TASK STATEMENT -> Restate each entry word for word, leaving nothing out.

(A block of data)
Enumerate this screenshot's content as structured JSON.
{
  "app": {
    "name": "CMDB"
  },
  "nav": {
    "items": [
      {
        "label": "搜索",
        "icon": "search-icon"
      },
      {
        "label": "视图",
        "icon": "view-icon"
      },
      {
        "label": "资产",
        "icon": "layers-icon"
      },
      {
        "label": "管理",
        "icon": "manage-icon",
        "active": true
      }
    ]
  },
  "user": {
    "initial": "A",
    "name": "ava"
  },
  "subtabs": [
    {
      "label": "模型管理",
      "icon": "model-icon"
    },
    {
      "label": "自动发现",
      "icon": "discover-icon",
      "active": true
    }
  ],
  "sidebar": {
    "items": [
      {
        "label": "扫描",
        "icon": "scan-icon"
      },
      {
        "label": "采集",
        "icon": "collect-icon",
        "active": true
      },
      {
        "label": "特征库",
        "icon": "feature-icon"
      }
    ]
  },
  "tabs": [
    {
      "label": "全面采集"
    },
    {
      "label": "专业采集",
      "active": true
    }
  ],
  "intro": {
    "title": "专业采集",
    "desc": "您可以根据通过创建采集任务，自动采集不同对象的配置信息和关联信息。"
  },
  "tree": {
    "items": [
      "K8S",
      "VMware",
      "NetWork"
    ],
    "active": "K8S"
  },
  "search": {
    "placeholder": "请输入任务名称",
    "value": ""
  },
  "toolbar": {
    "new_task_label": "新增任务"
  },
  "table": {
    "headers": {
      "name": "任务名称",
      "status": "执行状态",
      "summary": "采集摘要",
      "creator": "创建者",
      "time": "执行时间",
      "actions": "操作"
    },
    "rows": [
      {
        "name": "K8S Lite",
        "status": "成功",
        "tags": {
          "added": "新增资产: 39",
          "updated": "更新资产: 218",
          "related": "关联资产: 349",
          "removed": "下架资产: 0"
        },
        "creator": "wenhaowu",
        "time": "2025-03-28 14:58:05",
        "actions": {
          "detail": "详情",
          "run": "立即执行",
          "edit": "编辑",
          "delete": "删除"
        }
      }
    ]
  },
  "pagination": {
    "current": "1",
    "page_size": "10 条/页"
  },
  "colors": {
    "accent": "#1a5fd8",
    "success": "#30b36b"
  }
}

CORRECT ANSWER ->
Enumerate this screenshot's content as structured JSON.
{
  "app": {
    "name": "CMDB"
  },
  "nav": {
    "items": [
      {
        "label": "搜索",
        "icon": "search-icon"
      },
      {
        "label": "视图",
        "icon": "view-icon"
      },
      {
        "label": "资产",
        "icon": "layers-icon"
      },
      {
        "label": "管理",
        "icon": "manage-icon",
        "active": true
      }
    ]
  },
  "user": {
    "initial": "A",
    "name": "ava"
  },
  "subtabs": [
    {
      "label": "模型管理",
      "icon": "model-icon"
    },
    {
      "label": "自动发现",
      "icon": "discover-icon",
      "active": true
    }
  ],
  "sidebar": {
    "items": [
      {
        "label": "扫描",
        "icon": "scan-icon"
      },
      {
        "label": "采集",
        "icon": "collect-icon",
        "active": true
      },
      {
        "label": "特征库",
        "icon": "feature-icon"
      }
    ]
  },
  "tabs": [
    {
      "label": "全面采集"
    },
    {
      "label": "专业采集",
      "active": true
    }
  ],
  "intro": {
    "title": "专业采集",
    "desc": "您可以根据通过创建采集任务，自动采集不同对象的配置信息和关联信息。"
  },
  "tree": {
    "items": [
      "K8S",
      "VMware",
      "NetWork"
    ],
    "active": "K8S"
  },
  "search": {
    "placeholder": "请输入任务名称",
    "value": ""
  },
  "toolbar": {
    "new_task_label": "新增任务"
  },
  "table": {
    "headers": {
      "name": "任务名称",
      "status": "执行状态",
      "summary": "采集摘要",
      "creator": "创建者",
      "time": "执行时间",
      "actions": "操作"
    },
    "rows": [
      {
        "name": "K8S Lite",
        "status": "成功",
        "tags": {
          "added": "新增资产: 39",
          "updated": "更新资产: 218",
          "related": "关联资产: 349",
          "removed": "下架资产: 0"
        },
        "creator": "wenhaowu",
        "time": "2025-03-28 14:58:05",
        "actions": {
          "detail": "详情",
          "run": "立即执行",
          "edit": "编辑",
          "delete": "删除"
        }
      }
    ]
  },
  "pagination": {
    "current": "1",
    "page_size": "10 条/页"
  },
  "colors": {
    "accent": "#1a5fd8",
    "success": "#30b36b"
  }
}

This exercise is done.